# Work to be completed:
From the listing below, pull out every line where the string "Refined" appears.
◆ ◆ ◆ ◆
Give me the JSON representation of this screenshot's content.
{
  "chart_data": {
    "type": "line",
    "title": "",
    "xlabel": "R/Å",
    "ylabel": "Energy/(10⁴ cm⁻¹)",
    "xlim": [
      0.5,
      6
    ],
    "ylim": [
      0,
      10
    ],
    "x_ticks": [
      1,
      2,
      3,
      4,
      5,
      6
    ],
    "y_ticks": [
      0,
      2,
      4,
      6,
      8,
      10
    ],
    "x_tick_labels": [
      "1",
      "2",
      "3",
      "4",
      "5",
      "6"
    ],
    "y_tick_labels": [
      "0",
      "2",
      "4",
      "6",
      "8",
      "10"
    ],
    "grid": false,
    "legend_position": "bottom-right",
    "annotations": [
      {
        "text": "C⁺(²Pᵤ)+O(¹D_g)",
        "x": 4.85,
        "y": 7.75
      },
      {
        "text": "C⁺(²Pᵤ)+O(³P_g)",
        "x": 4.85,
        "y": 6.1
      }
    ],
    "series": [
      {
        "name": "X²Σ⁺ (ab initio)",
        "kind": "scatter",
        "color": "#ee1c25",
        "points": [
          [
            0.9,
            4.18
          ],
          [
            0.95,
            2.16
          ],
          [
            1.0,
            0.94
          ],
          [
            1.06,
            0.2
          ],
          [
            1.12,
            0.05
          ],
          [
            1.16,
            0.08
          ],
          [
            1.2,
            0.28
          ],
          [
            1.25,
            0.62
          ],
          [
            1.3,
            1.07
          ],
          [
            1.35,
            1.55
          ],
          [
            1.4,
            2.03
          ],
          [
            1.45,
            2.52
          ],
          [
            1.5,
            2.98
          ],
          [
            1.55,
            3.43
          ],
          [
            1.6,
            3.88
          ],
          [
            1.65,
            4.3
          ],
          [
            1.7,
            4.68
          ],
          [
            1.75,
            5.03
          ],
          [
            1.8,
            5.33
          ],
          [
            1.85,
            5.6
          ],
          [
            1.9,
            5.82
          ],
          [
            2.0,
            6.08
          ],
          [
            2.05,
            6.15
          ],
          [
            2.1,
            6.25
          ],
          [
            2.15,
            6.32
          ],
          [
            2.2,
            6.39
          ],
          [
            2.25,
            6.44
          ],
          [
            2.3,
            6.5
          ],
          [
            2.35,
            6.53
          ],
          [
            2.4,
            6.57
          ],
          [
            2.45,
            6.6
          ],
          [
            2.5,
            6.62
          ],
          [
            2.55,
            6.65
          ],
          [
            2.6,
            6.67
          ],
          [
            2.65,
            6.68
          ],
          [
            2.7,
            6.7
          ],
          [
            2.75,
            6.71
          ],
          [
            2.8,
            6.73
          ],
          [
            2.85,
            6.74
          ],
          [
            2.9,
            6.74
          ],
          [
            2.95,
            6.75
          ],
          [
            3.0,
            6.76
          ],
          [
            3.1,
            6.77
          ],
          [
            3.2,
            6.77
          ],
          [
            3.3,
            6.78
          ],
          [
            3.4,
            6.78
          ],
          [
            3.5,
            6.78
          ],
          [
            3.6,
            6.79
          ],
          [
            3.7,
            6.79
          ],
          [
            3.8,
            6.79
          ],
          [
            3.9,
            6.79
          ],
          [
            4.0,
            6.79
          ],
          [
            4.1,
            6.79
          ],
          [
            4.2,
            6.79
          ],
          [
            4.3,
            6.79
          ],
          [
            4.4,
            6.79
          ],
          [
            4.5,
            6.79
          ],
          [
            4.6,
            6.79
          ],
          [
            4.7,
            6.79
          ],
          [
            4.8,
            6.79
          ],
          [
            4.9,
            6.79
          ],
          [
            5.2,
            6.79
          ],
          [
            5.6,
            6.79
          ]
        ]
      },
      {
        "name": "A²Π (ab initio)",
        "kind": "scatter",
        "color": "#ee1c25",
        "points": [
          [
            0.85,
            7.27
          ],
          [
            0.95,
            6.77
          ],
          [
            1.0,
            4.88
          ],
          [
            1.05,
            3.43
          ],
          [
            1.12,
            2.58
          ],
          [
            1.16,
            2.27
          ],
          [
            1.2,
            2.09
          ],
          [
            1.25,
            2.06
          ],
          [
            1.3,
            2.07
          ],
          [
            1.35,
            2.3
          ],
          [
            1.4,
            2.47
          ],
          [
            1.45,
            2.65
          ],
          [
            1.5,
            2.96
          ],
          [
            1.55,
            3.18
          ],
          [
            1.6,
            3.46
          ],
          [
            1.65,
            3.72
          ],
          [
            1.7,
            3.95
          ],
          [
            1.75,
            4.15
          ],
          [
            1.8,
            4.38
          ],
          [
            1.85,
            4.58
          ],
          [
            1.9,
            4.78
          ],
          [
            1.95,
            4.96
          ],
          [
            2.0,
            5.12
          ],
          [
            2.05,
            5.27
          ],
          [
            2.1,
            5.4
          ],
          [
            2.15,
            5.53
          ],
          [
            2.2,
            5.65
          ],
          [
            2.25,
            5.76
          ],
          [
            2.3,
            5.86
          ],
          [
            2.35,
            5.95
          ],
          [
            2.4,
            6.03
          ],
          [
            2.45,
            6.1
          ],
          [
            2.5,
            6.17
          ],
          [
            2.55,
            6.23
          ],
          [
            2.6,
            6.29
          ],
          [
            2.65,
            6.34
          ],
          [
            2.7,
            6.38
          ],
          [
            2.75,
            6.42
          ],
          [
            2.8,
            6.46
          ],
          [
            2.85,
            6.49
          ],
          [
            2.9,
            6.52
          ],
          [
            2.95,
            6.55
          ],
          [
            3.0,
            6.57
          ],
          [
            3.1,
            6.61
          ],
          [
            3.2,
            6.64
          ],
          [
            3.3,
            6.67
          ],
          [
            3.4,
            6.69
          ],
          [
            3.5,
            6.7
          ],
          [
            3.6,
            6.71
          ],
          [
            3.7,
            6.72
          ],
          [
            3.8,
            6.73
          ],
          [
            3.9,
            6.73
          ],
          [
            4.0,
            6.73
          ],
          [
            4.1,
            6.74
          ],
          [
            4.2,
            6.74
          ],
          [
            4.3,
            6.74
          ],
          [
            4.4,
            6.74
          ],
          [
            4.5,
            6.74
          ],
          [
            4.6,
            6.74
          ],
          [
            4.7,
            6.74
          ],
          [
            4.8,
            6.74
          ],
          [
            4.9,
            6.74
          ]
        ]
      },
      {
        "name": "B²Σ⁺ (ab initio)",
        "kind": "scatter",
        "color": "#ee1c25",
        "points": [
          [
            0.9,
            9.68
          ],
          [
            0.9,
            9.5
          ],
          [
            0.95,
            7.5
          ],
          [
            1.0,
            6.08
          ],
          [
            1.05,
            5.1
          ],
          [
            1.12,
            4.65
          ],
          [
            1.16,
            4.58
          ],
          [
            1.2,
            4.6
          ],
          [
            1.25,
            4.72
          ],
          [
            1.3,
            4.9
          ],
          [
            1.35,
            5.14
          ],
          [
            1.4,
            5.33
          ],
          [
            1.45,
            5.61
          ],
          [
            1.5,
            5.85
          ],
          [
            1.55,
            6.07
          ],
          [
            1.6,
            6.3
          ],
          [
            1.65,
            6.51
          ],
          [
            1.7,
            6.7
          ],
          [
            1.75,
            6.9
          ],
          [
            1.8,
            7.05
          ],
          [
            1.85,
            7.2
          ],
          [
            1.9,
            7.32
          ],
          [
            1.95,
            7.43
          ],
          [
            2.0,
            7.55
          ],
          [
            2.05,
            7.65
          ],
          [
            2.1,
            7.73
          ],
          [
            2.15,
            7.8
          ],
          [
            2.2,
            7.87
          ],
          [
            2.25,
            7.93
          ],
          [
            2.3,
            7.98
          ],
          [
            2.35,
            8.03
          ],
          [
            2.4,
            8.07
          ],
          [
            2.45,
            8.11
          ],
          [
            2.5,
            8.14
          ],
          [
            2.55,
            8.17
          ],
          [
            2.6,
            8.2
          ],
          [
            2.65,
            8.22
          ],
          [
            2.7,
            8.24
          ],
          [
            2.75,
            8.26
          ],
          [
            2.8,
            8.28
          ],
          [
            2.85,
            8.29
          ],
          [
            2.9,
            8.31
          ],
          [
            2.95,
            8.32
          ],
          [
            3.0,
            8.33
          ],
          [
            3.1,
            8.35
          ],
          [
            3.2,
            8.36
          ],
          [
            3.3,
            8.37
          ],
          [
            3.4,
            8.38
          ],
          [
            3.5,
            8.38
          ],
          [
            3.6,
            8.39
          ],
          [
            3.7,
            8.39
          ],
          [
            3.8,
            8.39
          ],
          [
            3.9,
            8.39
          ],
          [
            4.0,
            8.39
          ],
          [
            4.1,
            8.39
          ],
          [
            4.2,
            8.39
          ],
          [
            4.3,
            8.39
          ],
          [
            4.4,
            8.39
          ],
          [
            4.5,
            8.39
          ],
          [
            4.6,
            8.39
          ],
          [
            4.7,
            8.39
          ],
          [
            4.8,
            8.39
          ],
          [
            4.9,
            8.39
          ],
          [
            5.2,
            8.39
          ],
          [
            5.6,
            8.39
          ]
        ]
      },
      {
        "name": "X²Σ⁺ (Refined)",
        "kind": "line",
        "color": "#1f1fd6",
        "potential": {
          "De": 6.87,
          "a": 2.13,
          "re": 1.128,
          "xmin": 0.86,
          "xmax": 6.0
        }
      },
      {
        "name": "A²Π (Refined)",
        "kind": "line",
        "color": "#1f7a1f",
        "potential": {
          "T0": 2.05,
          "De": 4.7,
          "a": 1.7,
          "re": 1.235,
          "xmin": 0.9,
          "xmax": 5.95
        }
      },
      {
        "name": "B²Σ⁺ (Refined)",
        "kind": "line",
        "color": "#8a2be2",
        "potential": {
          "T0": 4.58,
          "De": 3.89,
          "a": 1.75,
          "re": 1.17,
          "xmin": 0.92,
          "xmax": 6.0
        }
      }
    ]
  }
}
◆ ◆ ◆ ◆
# Exercise result:
        "name": "X²Σ⁺ (Refined)",
        "name": "A²Π (Refined)",
        "name": "B²Σ⁺ (Refined)",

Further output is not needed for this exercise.